D'après le texte, de quel crime Jade Rakshasa est-elle accusée à tort ?

● Texte:
------------------------------
THE WHITE HAIRED WITCH OF LUNA KINGDOM


Genre : heroic fantasy, martial arts
Pays : Chine, Hong Kong
Réalisateur : Jacob Cheung Chi Leung
Cast : Fan Bingbing, Huang Xiaoming, Vincent Zhao
Scénario : Guo Junli, Kang Qiao, Shi Heran, Wang Bing, Zhu Yali
Soundtracks : Peter Kam
Producteur : Huang Jianxin
Année : 2014


Synopsis :

Au 17e siècle, la dynastie Ming ressemble à une république bananière: la corruption est endémique, la population s’auto-digère faute de grains de riz dans les gamelles, l’armée rebelle Jin est aux portes du royaume et l’empereur vient de mourir empoisonné. C’est dans cette ambiance décontractée que sévit Jade Rakshasa, sorte d’ambassadrice de l’Unicef avant l’heure, distribuant des claques aux gredins et de la bouffe aux plus démunis. Planquée dans son Fort Lunar, à flanc de falaise, elle ne s’autorise que des raids éclairs vaguement tolérés par un gouvernement débordé. Mais sa cote va monter en flèche dans le top 10 des brigands wanted dead de préférence, quand elle sera accusée à tort du meurtre d’un général émérite de l’empire. Flairant l’embrouille politique concoctée par des eunuques en mal de pouvoir, Jade va vite regagner sa planque imprenable qui est devenue entre-temps le dernier obstacle de l’armée Jin avant de conquérir le royaume…

L’Avis du BIFFF :

Monument de la littérature chinoise, le livre de Liang Yushen a déjà connu trois adaptations au cinéma, dont une signée par l’ami Ronny Yu (The Bride of Chucky) ! Cette fois, c’est Jacob Cheung qui s’y colle, quittant le drame pour le wuxia à grand spectacle, tout en s’offrant les conseils avisés de Tsui Hark. Quant au rôle titre, c’est Bingbing Fan (X-Men: Days of Future Pasts, Iron Man 3) et son visage de porcelaine qui décrochent la timbale !
------------------------------
● Données fournies:
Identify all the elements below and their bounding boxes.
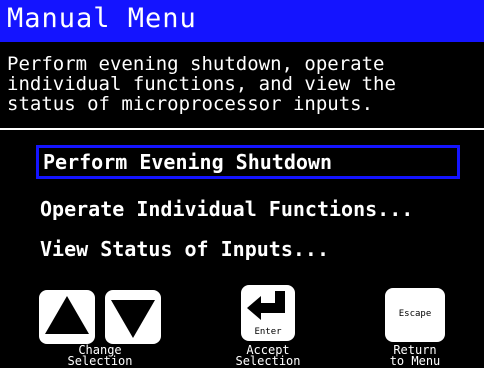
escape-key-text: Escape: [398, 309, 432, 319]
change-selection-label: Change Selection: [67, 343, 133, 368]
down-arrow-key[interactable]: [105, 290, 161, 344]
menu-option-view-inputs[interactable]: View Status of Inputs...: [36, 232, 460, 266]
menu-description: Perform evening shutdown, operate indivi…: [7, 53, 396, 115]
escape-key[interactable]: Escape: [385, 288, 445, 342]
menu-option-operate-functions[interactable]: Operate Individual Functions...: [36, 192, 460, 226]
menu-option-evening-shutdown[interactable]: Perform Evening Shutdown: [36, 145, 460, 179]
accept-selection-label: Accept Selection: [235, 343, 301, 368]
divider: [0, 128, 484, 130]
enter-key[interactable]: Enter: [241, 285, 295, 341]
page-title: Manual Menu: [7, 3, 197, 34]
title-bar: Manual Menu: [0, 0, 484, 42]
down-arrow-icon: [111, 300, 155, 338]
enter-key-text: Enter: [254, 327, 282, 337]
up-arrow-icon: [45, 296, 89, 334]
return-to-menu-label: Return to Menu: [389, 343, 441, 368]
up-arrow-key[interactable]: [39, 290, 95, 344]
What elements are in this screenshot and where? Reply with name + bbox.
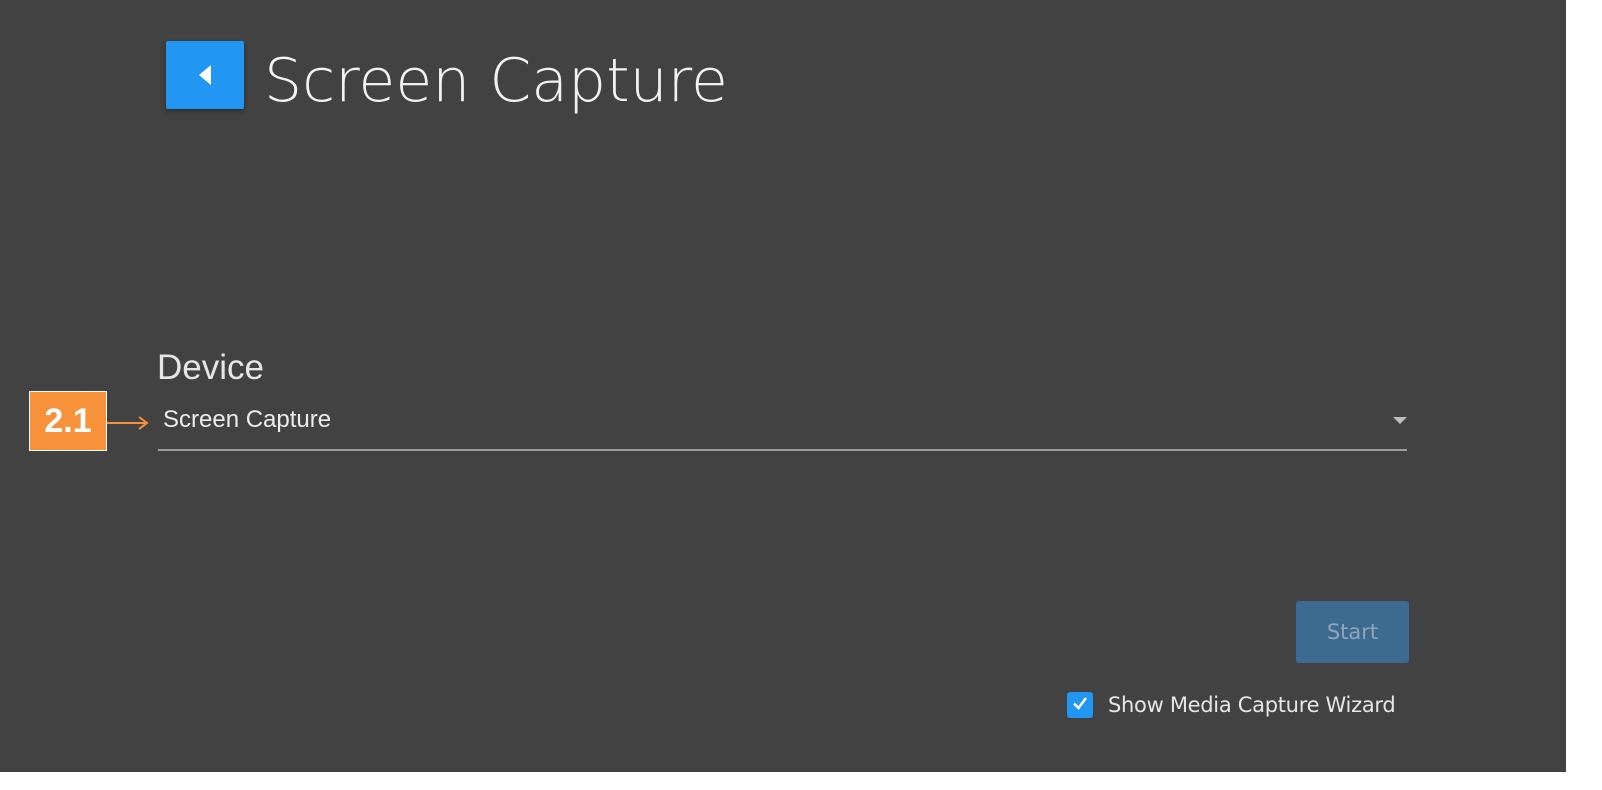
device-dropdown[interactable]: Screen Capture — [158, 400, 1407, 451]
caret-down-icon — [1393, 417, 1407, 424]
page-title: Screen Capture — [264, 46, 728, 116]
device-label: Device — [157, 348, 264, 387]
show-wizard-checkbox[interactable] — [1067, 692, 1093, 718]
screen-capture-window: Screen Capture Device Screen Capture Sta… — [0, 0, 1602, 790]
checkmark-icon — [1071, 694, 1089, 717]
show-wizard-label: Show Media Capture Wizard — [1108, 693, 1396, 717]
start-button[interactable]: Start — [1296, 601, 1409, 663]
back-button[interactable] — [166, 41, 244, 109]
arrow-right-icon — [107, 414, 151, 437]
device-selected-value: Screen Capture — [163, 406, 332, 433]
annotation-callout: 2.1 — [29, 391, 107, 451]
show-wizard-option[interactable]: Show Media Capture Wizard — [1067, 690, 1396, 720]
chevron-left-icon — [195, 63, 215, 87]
------------------------------
● Résultat final: Elle est accusée à tort du meurtre d'un général émérite de l'empire.